**Instruction:** Filter the entries that follow, copying every line in which the word "handle" appears.

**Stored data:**
▬▬▬▬▬▬
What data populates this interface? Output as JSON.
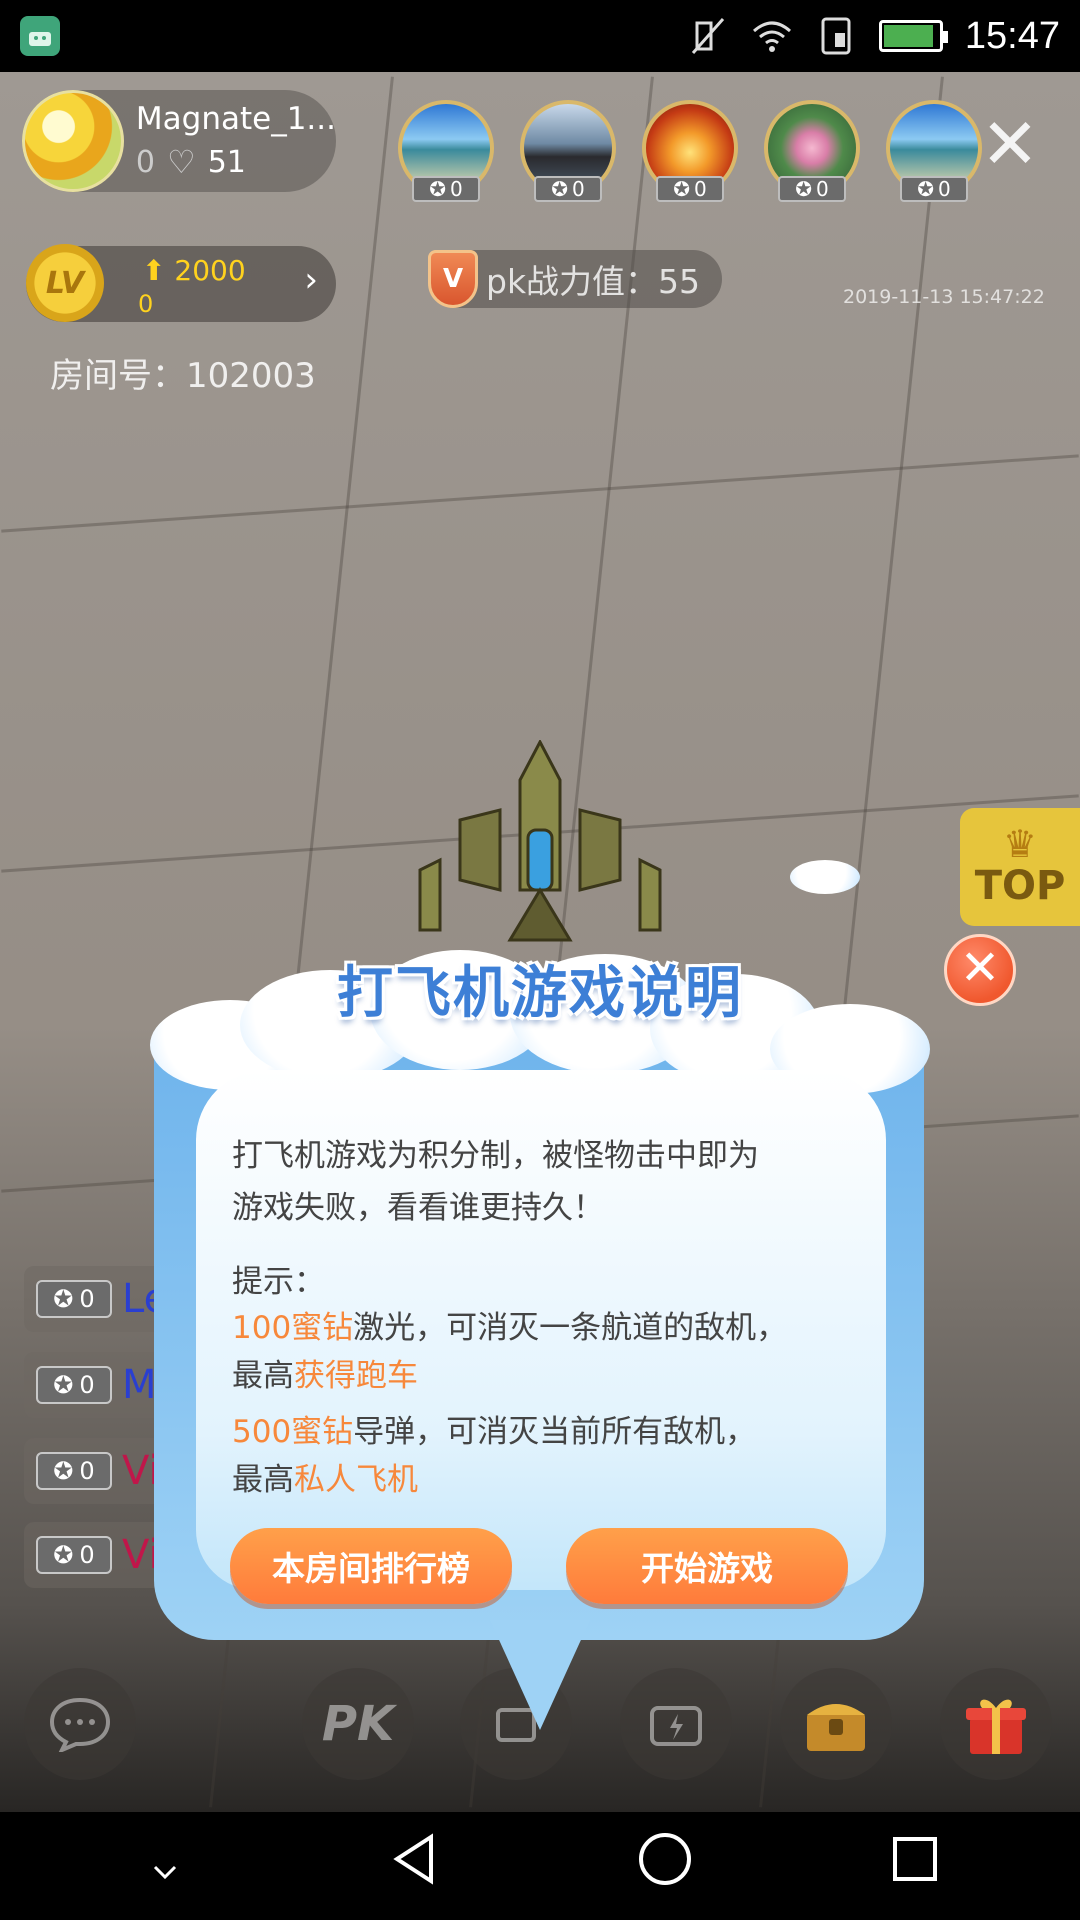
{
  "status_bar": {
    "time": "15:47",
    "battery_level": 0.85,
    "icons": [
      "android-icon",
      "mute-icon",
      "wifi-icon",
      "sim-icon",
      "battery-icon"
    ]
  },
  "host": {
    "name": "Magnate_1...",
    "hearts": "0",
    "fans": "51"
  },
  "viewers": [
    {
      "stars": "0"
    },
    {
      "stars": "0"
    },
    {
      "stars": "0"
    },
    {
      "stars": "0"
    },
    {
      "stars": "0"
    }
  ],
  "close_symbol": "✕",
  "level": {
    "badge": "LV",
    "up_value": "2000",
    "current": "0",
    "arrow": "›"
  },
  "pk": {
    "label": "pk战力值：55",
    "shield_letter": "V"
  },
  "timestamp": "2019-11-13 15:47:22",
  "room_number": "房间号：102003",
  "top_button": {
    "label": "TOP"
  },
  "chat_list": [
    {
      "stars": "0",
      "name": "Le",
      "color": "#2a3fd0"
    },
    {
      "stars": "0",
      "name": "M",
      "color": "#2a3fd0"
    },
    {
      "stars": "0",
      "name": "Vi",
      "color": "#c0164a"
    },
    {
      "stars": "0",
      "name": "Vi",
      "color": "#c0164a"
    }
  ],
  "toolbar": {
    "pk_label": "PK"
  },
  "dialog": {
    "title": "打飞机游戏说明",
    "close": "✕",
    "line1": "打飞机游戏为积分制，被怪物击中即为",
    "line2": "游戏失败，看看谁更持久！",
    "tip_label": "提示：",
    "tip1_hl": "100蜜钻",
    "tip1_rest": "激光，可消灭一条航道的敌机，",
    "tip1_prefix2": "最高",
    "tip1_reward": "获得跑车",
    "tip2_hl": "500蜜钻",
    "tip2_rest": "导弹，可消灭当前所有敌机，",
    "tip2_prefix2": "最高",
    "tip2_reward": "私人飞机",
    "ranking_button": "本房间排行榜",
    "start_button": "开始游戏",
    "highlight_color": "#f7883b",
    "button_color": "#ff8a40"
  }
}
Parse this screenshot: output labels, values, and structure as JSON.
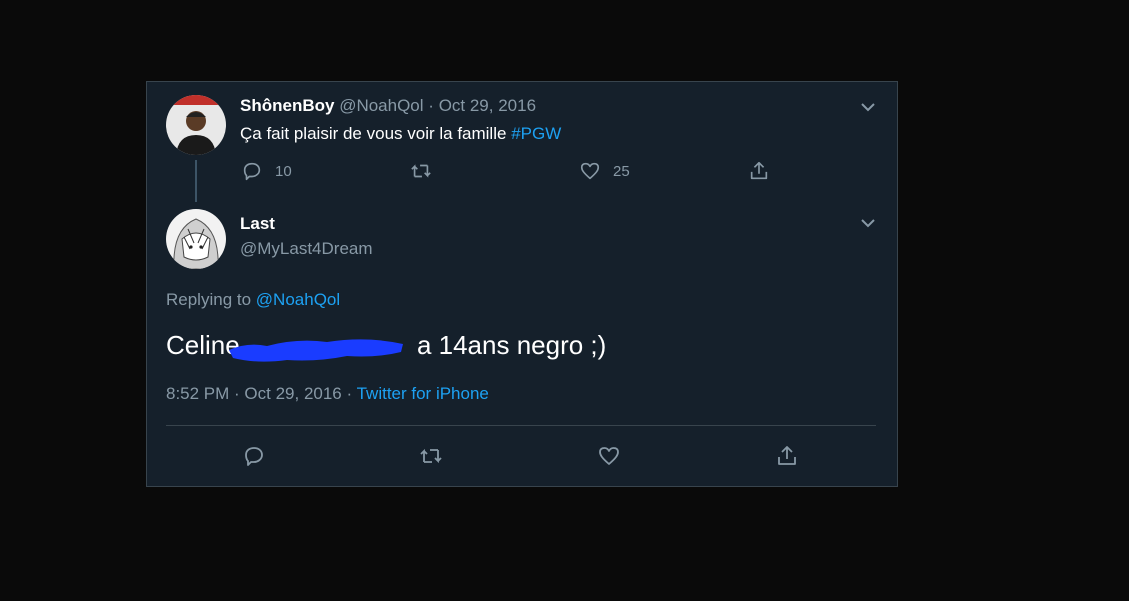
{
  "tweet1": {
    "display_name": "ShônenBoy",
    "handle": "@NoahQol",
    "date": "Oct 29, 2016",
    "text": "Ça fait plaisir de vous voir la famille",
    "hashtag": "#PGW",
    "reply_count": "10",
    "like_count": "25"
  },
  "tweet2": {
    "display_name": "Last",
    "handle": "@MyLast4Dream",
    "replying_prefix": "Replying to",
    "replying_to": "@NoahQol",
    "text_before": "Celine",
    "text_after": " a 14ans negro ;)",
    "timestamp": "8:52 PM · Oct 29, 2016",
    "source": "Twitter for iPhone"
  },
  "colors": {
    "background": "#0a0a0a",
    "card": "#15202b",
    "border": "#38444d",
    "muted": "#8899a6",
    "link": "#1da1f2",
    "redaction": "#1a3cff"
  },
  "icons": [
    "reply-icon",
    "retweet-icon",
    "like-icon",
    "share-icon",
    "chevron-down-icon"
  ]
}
▬▬▬▬▬▬
**Written response:**
    "handle": "@NoahQol",
    "handle": "@MyLast4Dream",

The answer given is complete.